### Given exercise:
Present the following entries again, word for word and in full.
————————
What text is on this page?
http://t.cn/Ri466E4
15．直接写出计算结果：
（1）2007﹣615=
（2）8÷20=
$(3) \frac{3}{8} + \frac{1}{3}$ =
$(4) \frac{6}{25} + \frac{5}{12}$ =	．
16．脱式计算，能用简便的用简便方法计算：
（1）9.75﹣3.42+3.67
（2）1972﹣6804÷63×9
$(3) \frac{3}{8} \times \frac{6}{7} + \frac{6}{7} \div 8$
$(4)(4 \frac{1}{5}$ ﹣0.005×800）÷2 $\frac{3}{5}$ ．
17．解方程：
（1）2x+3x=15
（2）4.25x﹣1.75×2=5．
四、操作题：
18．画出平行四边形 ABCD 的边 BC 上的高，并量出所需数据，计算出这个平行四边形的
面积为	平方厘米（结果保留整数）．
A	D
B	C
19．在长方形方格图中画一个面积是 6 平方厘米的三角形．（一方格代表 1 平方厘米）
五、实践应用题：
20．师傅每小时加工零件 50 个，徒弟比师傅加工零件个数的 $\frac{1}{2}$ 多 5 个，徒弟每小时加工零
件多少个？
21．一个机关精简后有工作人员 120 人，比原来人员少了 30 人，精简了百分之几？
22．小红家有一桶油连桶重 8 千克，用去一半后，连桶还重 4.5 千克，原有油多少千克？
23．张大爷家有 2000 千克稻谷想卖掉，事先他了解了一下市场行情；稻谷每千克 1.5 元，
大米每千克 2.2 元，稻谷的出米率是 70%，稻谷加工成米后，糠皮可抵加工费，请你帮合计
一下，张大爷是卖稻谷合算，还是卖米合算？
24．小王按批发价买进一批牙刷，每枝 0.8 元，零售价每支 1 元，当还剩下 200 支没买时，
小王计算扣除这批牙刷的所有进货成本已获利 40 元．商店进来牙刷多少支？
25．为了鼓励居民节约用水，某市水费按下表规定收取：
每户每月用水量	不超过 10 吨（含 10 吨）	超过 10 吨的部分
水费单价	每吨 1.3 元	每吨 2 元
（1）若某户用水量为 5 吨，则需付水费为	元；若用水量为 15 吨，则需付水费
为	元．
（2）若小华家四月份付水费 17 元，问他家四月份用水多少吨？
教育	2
————————
### Task output:
What text is on this page?
http://t.cn/Ri466E4
15．直接写出计算结果：
（1）2007﹣615=
（2）8÷20=
$(3) \frac{3}{8} + \frac{1}{3}$ =
$(4) \frac{6}{25} + \frac{5}{12}$ =	．
16．脱式计算，能用简便的用简便方法计算：
（1）9.75﹣3.42+3.67
（2）1972﹣6804÷63×9
$(3) \frac{3}{8} \times \frac{6}{7} + \frac{6}{7} \div 8$
$(4)(4 \frac{1}{5}$ ﹣0.005×800）÷2 $\frac{3}{5}$ ．
17．解方程：
（1）2x+3x=15
（2）4.25x﹣1.75×2=5．
四、操作题：
18．画出平行四边形 ABCD 的边 BC 上的高，并量出所需数据，计算出这个平行四边形的
面积为	平方厘米（结果保留整数）．
A	D
B	C
19．在长方形方格图中画一个面积是 6 平方厘米的三角形．（一方格代表 1 平方厘米）
五、实践应用题：
20．师傅每小时加工零件 50 个，徒弟比师傅加工零件个数的 $\frac{1}{2}$ 多 5 个，徒弟每小时加工零
件多少个？
21．一个机关精简后有工作人员 120 人，比原来人员少了 30 人，精简了百分之几？
22．小红家有一桶油连桶重 8 千克，用去一半后，连桶还重 4.5 千克，原有油多少千克？
23．张大爷家有 2000 千克稻谷想卖掉，事先他了解了一下市场行情；稻谷每千克 1.5 元，
大米每千克 2.2 元，稻谷的出米率是 70%，稻谷加工成米后，糠皮可抵加工费，请你帮合计
一下，张大爷是卖稻谷合算，还是卖米合算？
24．小王按批发价买进一批牙刷，每枝 0.8 元，零售价每支 1 元，当还剩下 200 支没买时，
小王计算扣除这批牙刷的所有进货成本已获利 40 元．商店进来牙刷多少支？
25．为了鼓励居民节约用水，某市水费按下表规定收取：
每户每月用水量	不超过 10 吨（含 10 吨）	超过 10 吨的部分
水费单价	每吨 1.3 元	每吨 2 元
（1）若某户用水量为 5 吨，则需付水费为	元；若用水量为 15 吨，则需付水费
为	元．
（2）若小华家四月份付水费 17 元，问他家四月份用水多少吨？
教育	2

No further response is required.